YOUR OBJECTIVE: Here is the listing. Report each line in it that contains the string "dairy".

ENTRIES PROVIDED:
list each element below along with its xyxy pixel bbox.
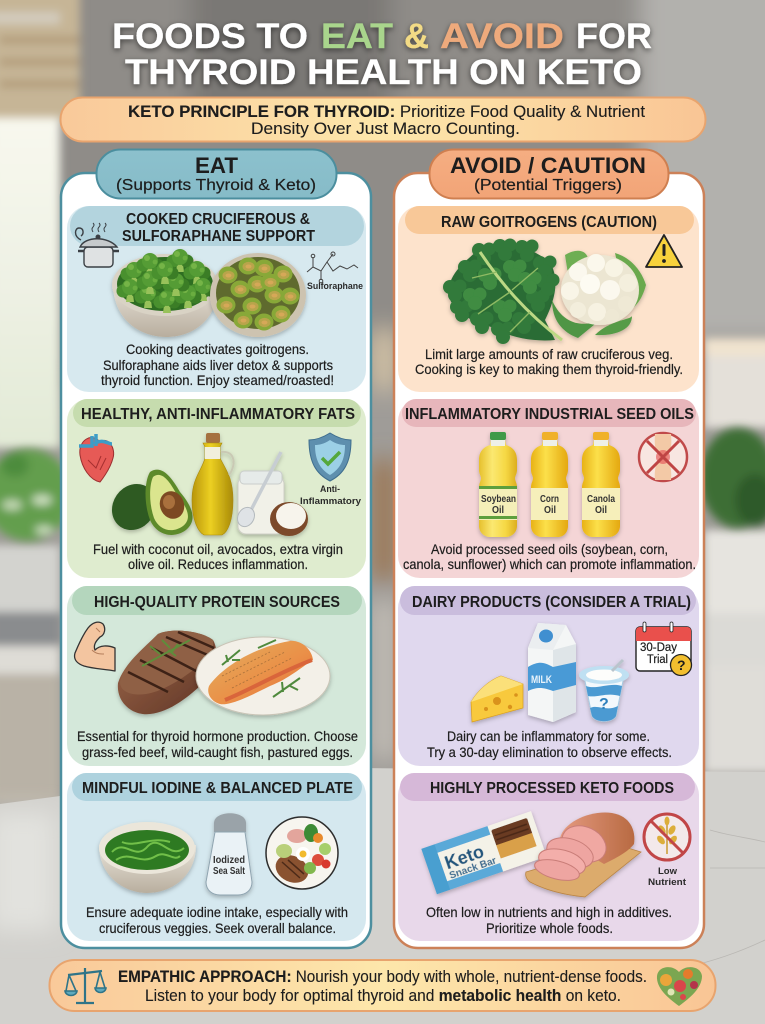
- illustration: cheese wedge: [471, 676, 523, 722]
- icon: heart of vegetables: [657, 967, 702, 1006]
- heading: processed foods: HIGHLY PROCESSED KETO FOODS: [430, 780, 674, 797]
- illustration: canola oil bottle: [582, 432, 620, 537]
- title: FOR: [576, 17, 652, 56]
- heading: cooked cruciferous: [70, 206, 364, 246]
- icon: steaming pot: [76, 223, 119, 267]
- plant right: [700, 428, 765, 528]
- illustration: keto snack bar: Keto: [442, 841, 487, 873]
- banner: keto principle: Density Over Just Macro Counting.: [251, 120, 520, 138]
- section: iodine: [67, 773, 366, 941]
- illustration: milk carton: [528, 623, 576, 722]
- text: protein description: Essential for thyroid hormone production. Choose: [77, 729, 358, 744]
- text: seed oils description: canola, sunflower) which can promote inflammation.: [403, 557, 696, 572]
- heading: iodine: MINDFUL IODINE & BALANCED PLATE: [82, 780, 353, 797]
- text: seed oils description: Avoid processed seed oils (soybean, corn,: [431, 542, 668, 557]
- illustration: milk carton: MILK: [531, 674, 552, 686]
- illustration: soybean oil bottle: [479, 432, 517, 537]
- tab: avoid: AVOID / CAUTION: [450, 153, 646, 178]
- icon: anti-inflammatory shield: [300, 433, 362, 507]
- icon: no inflammation: [639, 433, 687, 481]
- heading: raw goitrogens: RAW GOITROGENS (CAUTION): [441, 214, 657, 231]
- heading: cooked cruciferous: SULFORAPHANE SUPPORT: [122, 228, 315, 245]
- tab: avoid: (Potential Triggers): [474, 177, 622, 194]
- illustration: olive oil bottle: [192, 433, 234, 535]
- icon: 30-day trial calendar: Trial: [647, 654, 668, 666]
- panel background: eat: [61, 173, 371, 948]
- heading: seed oils: [402, 399, 696, 427]
- tab: eat: [96, 150, 336, 198]
- illustration: keto snack bar: [421, 811, 547, 894]
- tab: eat: (Supports Thyroid & Keto): [116, 177, 316, 194]
- icon: anti-inflammatory shield: Anti-: [320, 484, 340, 495]
- illustration: sliced deli loaf: [526, 813, 641, 897]
- text: protein description: [77, 729, 358, 760]
- heading: iodine: [72, 773, 362, 801]
- illustration: corn oil bottle: Oil: [544, 505, 556, 516]
- text: raw goitrogens description: Limit large amounts of raw cruciferous veg.: [425, 347, 673, 362]
- text: healthy fats description: olive oil. Reduces inflammation.: [128, 557, 308, 572]
- illustration: canola oil bottle: Oil: [595, 505, 607, 516]
- banner: empathic approach: Listen to your body for optimal thyroid and metabolic health on keto.: [145, 987, 621, 1005]
- icon: low nutrient: Nutrient: [648, 877, 687, 888]
- heading: cooked cruciferous: COOKED CRUCIFEROUS &: [126, 211, 310, 228]
- heading: healthy fats: HEALTHY, ANTI-INFLAMMATORY FATS: [81, 406, 355, 423]
- illustration: roasted sprouts bowl: [210, 253, 306, 337]
- icon: sulforaphane molecule: Sulforaphane: [307, 281, 363, 292]
- illustration: avocados: [103, 470, 193, 539]
- text: cooked cruciferous description: thyroid function. Enjoy steamed/roasted!: [101, 373, 334, 388]
- illustration: salmon plate: [196, 637, 330, 715]
- text: dairy description: Try a 30-day elimination to observe effects.: [427, 745, 672, 760]
- text: cooked cruciferous description: Sulforaphane aids liver detox & supports: [103, 358, 333, 373]
- text: processed foods description: Often low in nutrients and high in additives.: [426, 905, 672, 920]
- icon: low nutrient: Low: [658, 866, 678, 877]
- illustration: iodized sea salt shaker: Iodized: [213, 855, 245, 866]
- illustration: canola oil bottle: Canola: [587, 494, 615, 505]
- illustration: corn oil bottle: Corn: [540, 494, 559, 505]
- illustration: soybean oil bottle: Soybean: [481, 494, 516, 505]
- heading: protein: HIGH-QUALITY PROTEIN SOURCES: [94, 594, 340, 611]
- icon: sulforaphane molecule: [307, 252, 363, 292]
- title: AVOID: [440, 17, 564, 56]
- icon: low nutrient: [644, 814, 690, 888]
- text: healthy fats description: [93, 542, 343, 572]
- section: raw goitrogens: [398, 206, 699, 392]
- illustration: iodized sea salt shaker: [206, 813, 252, 895]
- section: healthy fats: [67, 399, 366, 578]
- illustration: iodized sea salt shaker: Sea Salt: [213, 866, 246, 877]
- icon: heart: [79, 434, 114, 482]
- banner: empathic approach: [50, 960, 716, 1011]
- text: healthy fats description: Fuel with coconut oil, avocados, extra virgin: [93, 542, 343, 557]
- icon: anti-inflammatory shield: Inflammatory: [300, 496, 362, 507]
- panel background: avoid: [394, 173, 704, 948]
- illustration: balanced plate: [266, 817, 338, 889]
- illustration: seaweed bowl: [99, 822, 196, 893]
- heading: dairy: DAIRY PRODUCTS (CONSIDER A TRIAL): [412, 594, 691, 611]
- text: seed oils description: [403, 542, 696, 572]
- illustration: grilled steak: [118, 631, 216, 714]
- illustration: corn oil bottle: [531, 432, 568, 537]
- left-hand kitchen: [0, 0, 80, 120]
- illustration: soybean oil bottle: Oil: [492, 505, 504, 516]
- text: cooked cruciferous description: [101, 342, 334, 388]
- title: EAT: [321, 17, 393, 56]
- tab: avoid: [430, 150, 668, 198]
- text: dairy description: [427, 729, 672, 760]
- right-hand kitchen: [704, 338, 765, 358]
- section: dairy: [398, 586, 699, 766]
- title: FOODS TO: [112, 17, 308, 56]
- illustration: coconut oil jar and spoon: [234, 452, 308, 536]
- panel: avoid: [394, 150, 704, 948]
- title: &: [404, 17, 429, 56]
- section: seed oils: [398, 399, 699, 578]
- text: processed foods description: [426, 905, 672, 936]
- text: processed foods description: Prioritize whole foods.: [486, 921, 613, 936]
- text: dairy description: Dairy can be inflammatory for some.: [447, 729, 650, 744]
- icon: warning triangle: [646, 235, 682, 267]
- panel: eat: [61, 150, 371, 948]
- icon: 30-day trial calendar: 30-Day: [640, 642, 677, 654]
- banner: keto principle: [60, 98, 706, 142]
- icon: 30-day trial calendar: [636, 622, 692, 676]
- illustration: yogurt cup: [579, 660, 629, 721]
- banner: keto principle: KETO PRINCIPLE FOR THYROID: Prioritize Food Quality & Nutrient: [128, 103, 645, 121]
- illustration: keto snack bar: Snack Bar: [448, 855, 498, 882]
- section: processed foods: [398, 773, 699, 941]
- plant left: [0, 449, 72, 541]
- title: [112, 17, 652, 92]
- text: iodine description: cruciferous veggies. Seek overall balance.: [99, 921, 336, 936]
- heading: raw goitrogens: [405, 206, 694, 234]
- text: iodine description: [86, 905, 348, 936]
- title: THYROID HEALTH ON KETO: [125, 53, 642, 92]
- illustration: kale: [443, 238, 562, 344]
- banner: empathic approach: EMPATHIC APPROACH: Nourish your body with whole, nutrient-dense foods.: [118, 968, 647, 986]
- illustration: yogurt cup: ?: [599, 696, 609, 713]
- illustration: broccoli bowl: [112, 249, 218, 337]
- text: cooked cruciferous description: Cooking deactivates goitrogens.: [126, 342, 309, 357]
- section: protein: [67, 586, 366, 766]
- tab: eat: EAT: [195, 153, 239, 178]
- icon: balance scales: [65, 968, 106, 1003]
- text: protein description: grass-fed beef, wild-caught fish, pastured eggs.: [82, 745, 353, 760]
- marble countertop: [0, 768, 765, 1024]
- text: raw goitrogens description: Cooking is key to making them thyroid-friendly.: [415, 362, 683, 377]
- heading: processed foods: [400, 773, 695, 801]
- heading: dairy: [400, 586, 696, 615]
- section: cooked cruciferous: [67, 206, 366, 392]
- illustration: cauliflower: [552, 251, 646, 338]
- heading: protein: [72, 586, 362, 615]
- heading: healthy fats: [73, 399, 361, 427]
- icon: flexed arm: [75, 622, 115, 671]
- heading: seed oils: INFLAMMATORY INDUSTRIAL SEED OILS: [405, 406, 694, 423]
- text: iodine description: Ensure adequate iodine intake, especially with: [86, 905, 348, 920]
- icon: 30-day trial calendar: ?: [677, 657, 686, 673]
- text: raw goitrogens description: [415, 347, 683, 377]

TASK RESULT:
- text: dairy description: Try a 30-day elimination to observe effects.: [427, 745, 672, 760]
- heading: dairy: DAIRY PRODUCTS (CONSIDER A TRIAL): [412, 594, 691, 611]
- text: dairy description: [427, 729, 672, 760]
- section: dairy: [398, 586, 699, 766]
- text: dairy description: Dairy can be inflammatory for some.: [447, 729, 650, 744]
- heading: dairy: [400, 586, 696, 615]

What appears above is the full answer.